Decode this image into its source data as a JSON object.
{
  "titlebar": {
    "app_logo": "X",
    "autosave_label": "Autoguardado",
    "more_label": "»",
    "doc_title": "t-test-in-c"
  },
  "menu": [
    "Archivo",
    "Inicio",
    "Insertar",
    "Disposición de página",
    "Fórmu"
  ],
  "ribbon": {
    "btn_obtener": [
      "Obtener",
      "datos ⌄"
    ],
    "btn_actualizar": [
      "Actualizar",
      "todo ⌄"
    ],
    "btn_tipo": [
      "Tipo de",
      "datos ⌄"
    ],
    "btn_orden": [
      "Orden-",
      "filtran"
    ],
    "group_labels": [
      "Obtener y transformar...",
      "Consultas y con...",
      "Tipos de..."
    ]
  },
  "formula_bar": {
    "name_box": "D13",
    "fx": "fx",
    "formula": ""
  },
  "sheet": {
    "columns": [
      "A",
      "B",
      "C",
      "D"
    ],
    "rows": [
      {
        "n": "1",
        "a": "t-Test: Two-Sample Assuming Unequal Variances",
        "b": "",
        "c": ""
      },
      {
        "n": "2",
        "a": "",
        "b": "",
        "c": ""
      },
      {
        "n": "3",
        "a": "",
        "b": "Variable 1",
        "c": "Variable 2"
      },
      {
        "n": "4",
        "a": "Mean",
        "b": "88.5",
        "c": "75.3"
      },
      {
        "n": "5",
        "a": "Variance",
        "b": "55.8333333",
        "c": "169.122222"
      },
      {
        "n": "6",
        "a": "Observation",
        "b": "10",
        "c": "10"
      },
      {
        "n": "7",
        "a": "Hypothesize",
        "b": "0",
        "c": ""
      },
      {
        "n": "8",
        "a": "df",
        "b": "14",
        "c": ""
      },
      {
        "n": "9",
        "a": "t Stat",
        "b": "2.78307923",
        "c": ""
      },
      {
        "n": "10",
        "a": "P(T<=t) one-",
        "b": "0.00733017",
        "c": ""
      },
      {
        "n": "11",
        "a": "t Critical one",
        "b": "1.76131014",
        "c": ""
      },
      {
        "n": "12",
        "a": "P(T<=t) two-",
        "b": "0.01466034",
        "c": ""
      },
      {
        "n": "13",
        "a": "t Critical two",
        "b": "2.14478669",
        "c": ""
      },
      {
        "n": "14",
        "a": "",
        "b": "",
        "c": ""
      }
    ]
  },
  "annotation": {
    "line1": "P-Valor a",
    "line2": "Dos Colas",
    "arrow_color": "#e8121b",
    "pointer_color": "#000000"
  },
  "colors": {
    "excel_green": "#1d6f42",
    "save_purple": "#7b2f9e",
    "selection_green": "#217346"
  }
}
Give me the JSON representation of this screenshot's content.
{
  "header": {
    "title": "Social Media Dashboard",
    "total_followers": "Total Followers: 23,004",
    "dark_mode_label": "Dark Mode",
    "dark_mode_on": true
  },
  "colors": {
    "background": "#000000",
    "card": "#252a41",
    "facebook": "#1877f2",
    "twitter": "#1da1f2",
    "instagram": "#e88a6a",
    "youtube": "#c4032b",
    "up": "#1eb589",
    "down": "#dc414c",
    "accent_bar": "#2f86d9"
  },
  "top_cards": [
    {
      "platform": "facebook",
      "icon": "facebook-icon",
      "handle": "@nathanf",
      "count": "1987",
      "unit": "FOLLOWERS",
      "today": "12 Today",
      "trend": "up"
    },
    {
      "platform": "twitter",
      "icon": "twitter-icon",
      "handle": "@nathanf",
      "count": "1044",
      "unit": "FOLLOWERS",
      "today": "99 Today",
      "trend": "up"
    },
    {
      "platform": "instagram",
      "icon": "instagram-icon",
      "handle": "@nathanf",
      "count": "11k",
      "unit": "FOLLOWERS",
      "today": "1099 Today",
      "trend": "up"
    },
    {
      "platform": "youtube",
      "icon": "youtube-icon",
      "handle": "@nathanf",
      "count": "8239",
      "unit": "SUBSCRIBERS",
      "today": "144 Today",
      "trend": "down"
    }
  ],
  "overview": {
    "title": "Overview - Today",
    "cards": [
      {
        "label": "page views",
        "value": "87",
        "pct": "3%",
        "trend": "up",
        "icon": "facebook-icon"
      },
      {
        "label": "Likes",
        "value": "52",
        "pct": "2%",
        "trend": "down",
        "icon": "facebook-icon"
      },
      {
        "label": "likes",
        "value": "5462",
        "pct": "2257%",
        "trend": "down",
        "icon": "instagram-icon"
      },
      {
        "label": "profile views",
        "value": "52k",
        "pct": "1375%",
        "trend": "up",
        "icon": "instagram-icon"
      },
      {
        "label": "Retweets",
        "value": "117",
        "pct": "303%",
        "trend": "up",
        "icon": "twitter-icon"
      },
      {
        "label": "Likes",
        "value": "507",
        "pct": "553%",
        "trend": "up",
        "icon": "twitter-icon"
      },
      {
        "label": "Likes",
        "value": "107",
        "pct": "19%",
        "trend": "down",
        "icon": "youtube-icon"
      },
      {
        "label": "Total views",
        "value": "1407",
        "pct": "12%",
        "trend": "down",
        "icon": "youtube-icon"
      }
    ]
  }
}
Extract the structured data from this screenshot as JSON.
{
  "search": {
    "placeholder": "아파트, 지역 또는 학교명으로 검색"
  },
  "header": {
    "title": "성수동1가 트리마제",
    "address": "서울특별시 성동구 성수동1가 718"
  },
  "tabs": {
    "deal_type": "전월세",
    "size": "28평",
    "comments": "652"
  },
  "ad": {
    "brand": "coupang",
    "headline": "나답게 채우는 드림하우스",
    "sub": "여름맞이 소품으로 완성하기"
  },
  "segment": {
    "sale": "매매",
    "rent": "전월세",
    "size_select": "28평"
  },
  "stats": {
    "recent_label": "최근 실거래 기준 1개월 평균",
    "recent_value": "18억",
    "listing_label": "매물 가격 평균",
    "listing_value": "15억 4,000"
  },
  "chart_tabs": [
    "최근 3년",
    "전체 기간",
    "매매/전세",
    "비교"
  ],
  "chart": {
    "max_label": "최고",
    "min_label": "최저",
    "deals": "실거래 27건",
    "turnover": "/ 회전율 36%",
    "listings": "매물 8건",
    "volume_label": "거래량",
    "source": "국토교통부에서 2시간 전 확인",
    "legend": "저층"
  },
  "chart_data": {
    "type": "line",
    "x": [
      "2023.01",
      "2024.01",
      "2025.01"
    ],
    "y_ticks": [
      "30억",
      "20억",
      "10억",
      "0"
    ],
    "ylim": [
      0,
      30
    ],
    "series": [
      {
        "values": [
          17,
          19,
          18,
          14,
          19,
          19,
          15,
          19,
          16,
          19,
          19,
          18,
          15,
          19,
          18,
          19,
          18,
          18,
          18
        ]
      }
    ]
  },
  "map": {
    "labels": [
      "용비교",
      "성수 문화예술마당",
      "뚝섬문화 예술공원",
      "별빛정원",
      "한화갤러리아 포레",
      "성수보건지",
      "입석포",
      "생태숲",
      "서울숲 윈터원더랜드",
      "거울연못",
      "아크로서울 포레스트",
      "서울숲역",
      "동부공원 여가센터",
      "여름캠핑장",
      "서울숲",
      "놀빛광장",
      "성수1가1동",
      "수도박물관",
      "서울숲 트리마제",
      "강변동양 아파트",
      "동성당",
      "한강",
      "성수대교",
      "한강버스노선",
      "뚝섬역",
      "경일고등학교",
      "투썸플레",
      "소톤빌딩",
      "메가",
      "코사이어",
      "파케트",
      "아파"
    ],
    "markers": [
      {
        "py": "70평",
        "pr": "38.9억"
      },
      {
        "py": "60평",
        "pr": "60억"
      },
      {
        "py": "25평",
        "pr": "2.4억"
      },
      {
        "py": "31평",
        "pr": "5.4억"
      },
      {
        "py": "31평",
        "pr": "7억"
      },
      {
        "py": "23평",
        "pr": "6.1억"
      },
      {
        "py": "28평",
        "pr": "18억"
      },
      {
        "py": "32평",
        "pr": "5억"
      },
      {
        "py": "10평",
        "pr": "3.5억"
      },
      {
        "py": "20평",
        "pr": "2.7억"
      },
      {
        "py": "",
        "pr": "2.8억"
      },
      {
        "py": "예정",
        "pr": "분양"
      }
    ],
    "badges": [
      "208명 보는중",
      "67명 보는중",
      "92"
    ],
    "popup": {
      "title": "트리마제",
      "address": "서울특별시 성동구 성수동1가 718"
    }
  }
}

◇ ◇ ◇ ◇ ◇

In the entries above, identify each line that includes the string "platform", then copy it.

      "platform": "facebook",
      "platform": "twitter",
      "platform": "instagram",
      "platform": "youtube",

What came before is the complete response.